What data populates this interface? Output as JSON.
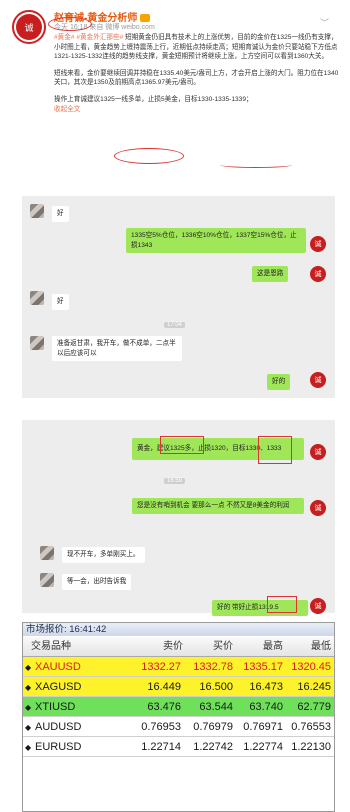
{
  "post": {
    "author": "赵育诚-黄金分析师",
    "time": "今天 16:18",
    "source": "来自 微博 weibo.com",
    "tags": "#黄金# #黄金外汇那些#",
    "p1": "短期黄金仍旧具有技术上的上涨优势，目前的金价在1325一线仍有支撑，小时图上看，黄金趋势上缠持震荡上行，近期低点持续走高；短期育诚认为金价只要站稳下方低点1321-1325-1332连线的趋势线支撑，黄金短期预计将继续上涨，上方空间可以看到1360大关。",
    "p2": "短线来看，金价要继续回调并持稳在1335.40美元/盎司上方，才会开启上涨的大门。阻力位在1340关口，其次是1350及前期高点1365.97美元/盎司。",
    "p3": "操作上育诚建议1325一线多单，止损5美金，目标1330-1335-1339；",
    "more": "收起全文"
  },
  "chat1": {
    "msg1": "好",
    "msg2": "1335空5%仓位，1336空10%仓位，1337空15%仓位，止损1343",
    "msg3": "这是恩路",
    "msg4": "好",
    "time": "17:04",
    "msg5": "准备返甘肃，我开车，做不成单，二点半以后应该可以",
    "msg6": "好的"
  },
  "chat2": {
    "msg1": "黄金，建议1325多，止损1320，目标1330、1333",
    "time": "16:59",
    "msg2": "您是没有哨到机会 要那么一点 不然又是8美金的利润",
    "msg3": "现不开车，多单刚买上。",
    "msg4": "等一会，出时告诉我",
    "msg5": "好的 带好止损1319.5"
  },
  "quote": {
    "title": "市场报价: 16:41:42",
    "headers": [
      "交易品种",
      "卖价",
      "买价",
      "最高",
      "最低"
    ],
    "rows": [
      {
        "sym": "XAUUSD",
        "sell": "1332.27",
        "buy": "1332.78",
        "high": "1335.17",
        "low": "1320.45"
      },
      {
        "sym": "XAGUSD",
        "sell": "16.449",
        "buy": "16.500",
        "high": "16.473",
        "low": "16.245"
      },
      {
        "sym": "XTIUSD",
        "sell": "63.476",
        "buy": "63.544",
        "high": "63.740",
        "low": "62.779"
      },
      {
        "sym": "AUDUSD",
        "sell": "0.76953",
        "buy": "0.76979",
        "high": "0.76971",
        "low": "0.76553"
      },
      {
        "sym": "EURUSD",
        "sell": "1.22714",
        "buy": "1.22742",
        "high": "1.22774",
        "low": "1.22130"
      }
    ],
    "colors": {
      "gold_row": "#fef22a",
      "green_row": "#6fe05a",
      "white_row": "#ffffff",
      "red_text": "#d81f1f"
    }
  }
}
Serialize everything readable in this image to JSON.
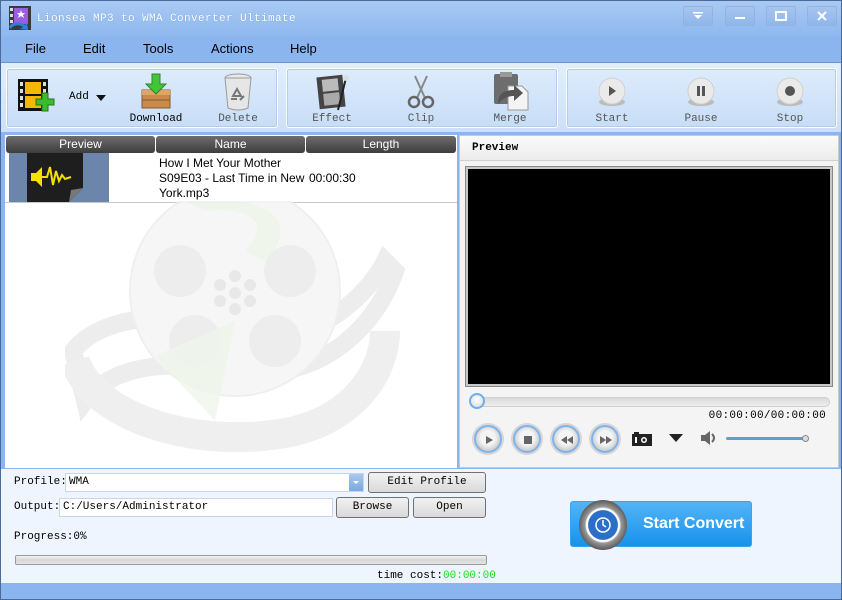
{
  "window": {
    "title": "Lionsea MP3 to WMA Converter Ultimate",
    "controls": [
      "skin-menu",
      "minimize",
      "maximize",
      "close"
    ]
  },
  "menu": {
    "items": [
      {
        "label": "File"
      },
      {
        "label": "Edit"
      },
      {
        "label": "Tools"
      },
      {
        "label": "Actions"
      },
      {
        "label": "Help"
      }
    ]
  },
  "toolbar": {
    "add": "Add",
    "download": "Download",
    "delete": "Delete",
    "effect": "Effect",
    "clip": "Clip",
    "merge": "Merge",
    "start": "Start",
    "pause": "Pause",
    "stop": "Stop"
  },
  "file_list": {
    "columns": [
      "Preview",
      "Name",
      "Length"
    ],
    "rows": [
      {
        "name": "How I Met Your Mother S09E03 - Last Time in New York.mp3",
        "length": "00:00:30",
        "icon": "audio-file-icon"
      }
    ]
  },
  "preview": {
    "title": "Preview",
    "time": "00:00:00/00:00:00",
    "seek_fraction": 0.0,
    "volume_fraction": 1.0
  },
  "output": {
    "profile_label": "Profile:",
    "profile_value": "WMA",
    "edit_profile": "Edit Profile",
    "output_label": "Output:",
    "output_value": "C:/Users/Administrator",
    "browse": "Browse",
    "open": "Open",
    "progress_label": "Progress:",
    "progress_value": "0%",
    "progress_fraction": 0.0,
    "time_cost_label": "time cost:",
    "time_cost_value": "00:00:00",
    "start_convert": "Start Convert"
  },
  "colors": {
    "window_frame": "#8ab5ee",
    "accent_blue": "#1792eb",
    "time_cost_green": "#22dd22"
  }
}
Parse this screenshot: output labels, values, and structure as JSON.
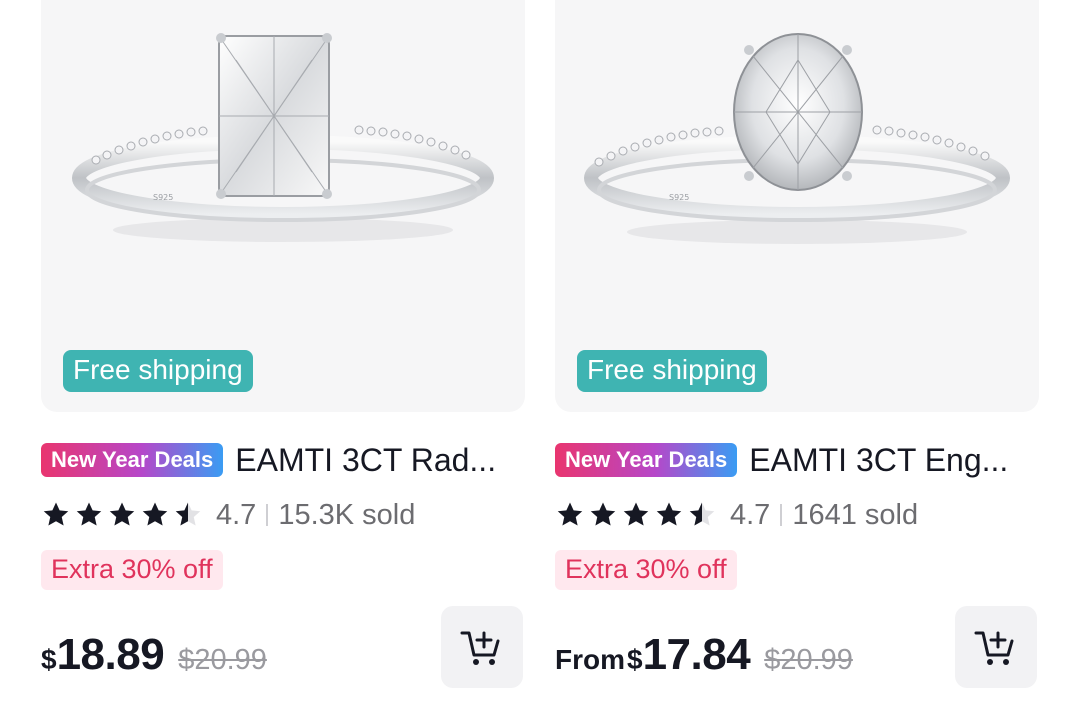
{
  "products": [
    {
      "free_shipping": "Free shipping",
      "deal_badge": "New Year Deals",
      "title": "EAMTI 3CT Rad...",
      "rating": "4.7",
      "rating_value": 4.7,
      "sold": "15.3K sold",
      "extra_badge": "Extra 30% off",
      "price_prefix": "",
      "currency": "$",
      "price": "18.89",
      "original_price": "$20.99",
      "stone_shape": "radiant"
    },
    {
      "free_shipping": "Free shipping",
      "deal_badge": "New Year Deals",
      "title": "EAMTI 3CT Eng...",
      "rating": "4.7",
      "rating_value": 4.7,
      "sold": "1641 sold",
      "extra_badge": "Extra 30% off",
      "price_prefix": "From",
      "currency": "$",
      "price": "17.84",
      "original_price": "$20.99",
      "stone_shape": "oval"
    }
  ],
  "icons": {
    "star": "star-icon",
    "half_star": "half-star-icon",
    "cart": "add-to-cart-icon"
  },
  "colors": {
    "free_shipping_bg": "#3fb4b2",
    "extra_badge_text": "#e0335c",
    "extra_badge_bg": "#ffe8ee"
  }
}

^^^^^^^^

Problem details - From start to finish, output the listing exactly, but omit its pictures.

Result below -
What data populates this interface? Output as JSON.
{
  "post": {
    "author": "赵育诚-黄金分析师",
    "time": "今天 16:18",
    "source": "来自 微博 weibo.com",
    "tags": "#黄金# #黄金外汇那些#",
    "p1": "短期黄金仍旧具有技术上的上涨优势，目前的金价在1325一线仍有支撑，小时图上看，黄金趋势上缠持震荡上行，近期低点持续走高；短期育诚认为金价只要站稳下方低点1321-1325-1332连线的趋势线支撑，黄金短期预计将继续上涨，上方空间可以看到1360大关。",
    "p2": "短线来看，金价要继续回调并持稳在1335.40美元/盎司上方，才会开启上涨的大门。阻力位在1340关口，其次是1350及前期高点1365.97美元/盎司。",
    "p3": "操作上育诚建议1325一线多单，止损5美金，目标1330-1335-1339；",
    "more": "收起全文"
  },
  "chat1": {
    "msg1": "好",
    "msg2": "1335空5%仓位，1336空10%仓位，1337空15%仓位，止损1343",
    "msg3": "这是恩路",
    "msg4": "好",
    "time": "17:04",
    "msg5": "准备返甘肃，我开车，做不成单，二点半以后应该可以",
    "msg6": "好的"
  },
  "chat2": {
    "msg1": "黄金，建议1325多，止损1320，目标1330、1333",
    "time": "16:59",
    "msg2": "您是没有哨到机会 要那么一点 不然又是8美金的利润",
    "msg3": "现不开车，多单刚买上。",
    "msg4": "等一会，出时告诉我",
    "msg5": "好的 带好止损1319.5"
  },
  "quote": {
    "title": "市场报价: 16:41:42",
    "headers": [
      "交易品种",
      "卖价",
      "买价",
      "最高",
      "最低"
    ],
    "rows": [
      {
        "sym": "XAUUSD",
        "sell": "1332.27",
        "buy": "1332.78",
        "high": "1335.17",
        "low": "1320.45"
      },
      {
        "sym": "XAGUSD",
        "sell": "16.449",
        "buy": "16.500",
        "high": "16.473",
        "low": "16.245"
      },
      {
        "sym": "XTIUSD",
        "sell": "63.476",
        "buy": "63.544",
        "high": "63.740",
        "low": "62.779"
      },
      {
        "sym": "AUDUSD",
        "sell": "0.76953",
        "buy": "0.76979",
        "high": "0.76971",
        "low": "0.76553"
      },
      {
        "sym": "EURUSD",
        "sell": "1.22714",
        "buy": "1.22742",
        "high": "1.22774",
        "low": "1.22130"
      }
    ],
    "colors": {
      "gold_row": "#fef22a",
      "green_row": "#6fe05a",
      "white_row": "#ffffff",
      "red_text": "#d81f1f"
    }
  }
}
Serialize everything readable in this image to JSON.
{
  "window": {
    "title": "Lionsea MP3 to WMA Converter Ultimate",
    "controls": [
      "skin-menu",
      "minimize",
      "maximize",
      "close"
    ]
  },
  "menu": {
    "items": [
      {
        "label": "File"
      },
      {
        "label": "Edit"
      },
      {
        "label": "Tools"
      },
      {
        "label": "Actions"
      },
      {
        "label": "Help"
      }
    ]
  },
  "toolbar": {
    "add": "Add",
    "download": "Download",
    "delete": "Delete",
    "effect": "Effect",
    "clip": "Clip",
    "merge": "Merge",
    "start": "Start",
    "pause": "Pause",
    "stop": "Stop"
  },
  "file_list": {
    "columns": [
      "Preview",
      "Name",
      "Length"
    ],
    "rows": [
      {
        "name": "How I Met Your Mother S09E03 - Last Time in New York.mp3",
        "length": "00:00:30",
        "icon": "audio-file-icon"
      }
    ]
  },
  "preview": {
    "title": "Preview",
    "time": "00:00:00/00:00:00",
    "seek_fraction": 0.0,
    "volume_fraction": 1.0
  },
  "output": {
    "profile_label": "Profile:",
    "profile_value": "WMA",
    "edit_profile": "Edit Profile",
    "output_label": "Output:",
    "output_value": "C:/Users/Administrator",
    "browse": "Browse",
    "open": "Open",
    "progress_label": "Progress:",
    "progress_value": "0%",
    "progress_fraction": 0.0,
    "time_cost_label": "time cost:",
    "time_cost_value": "00:00:00",
    "start_convert": "Start Convert"
  },
  "colors": {
    "window_frame": "#8ab5ee",
    "accent_blue": "#1792eb",
    "time_cost_green": "#22dd22"
  }
}
Parse this screenshot: output labels, values, and structure as JSON.
{
  "products": [
    {
      "free_shipping": "Free shipping",
      "deal_badge": "New Year Deals",
      "title": "EAMTI 3CT Rad...",
      "rating": "4.7",
      "rating_value": 4.7,
      "sold": "15.3K sold",
      "extra_badge": "Extra 30% off",
      "price_prefix": "",
      "currency": "$",
      "price": "18.89",
      "original_price": "$20.99",
      "stone_shape": "radiant"
    },
    {
      "free_shipping": "Free shipping",
      "deal_badge": "New Year Deals",
      "title": "EAMTI 3CT Eng...",
      "rating": "4.7",
      "rating_value": 4.7,
      "sold": "1641 sold",
      "extra_badge": "Extra 30% off",
      "price_prefix": "From",
      "currency": "$",
      "price": "17.84",
      "original_price": "$20.99",
      "stone_shape": "oval"
    }
  ],
  "icons": {
    "star": "star-icon",
    "half_star": "half-star-icon",
    "cart": "add-to-cart-icon"
  },
  "colors": {
    "free_shipping_bg": "#3fb4b2",
    "extra_badge_text": "#e0335c",
    "extra_badge_bg": "#ffe8ee"
  }
}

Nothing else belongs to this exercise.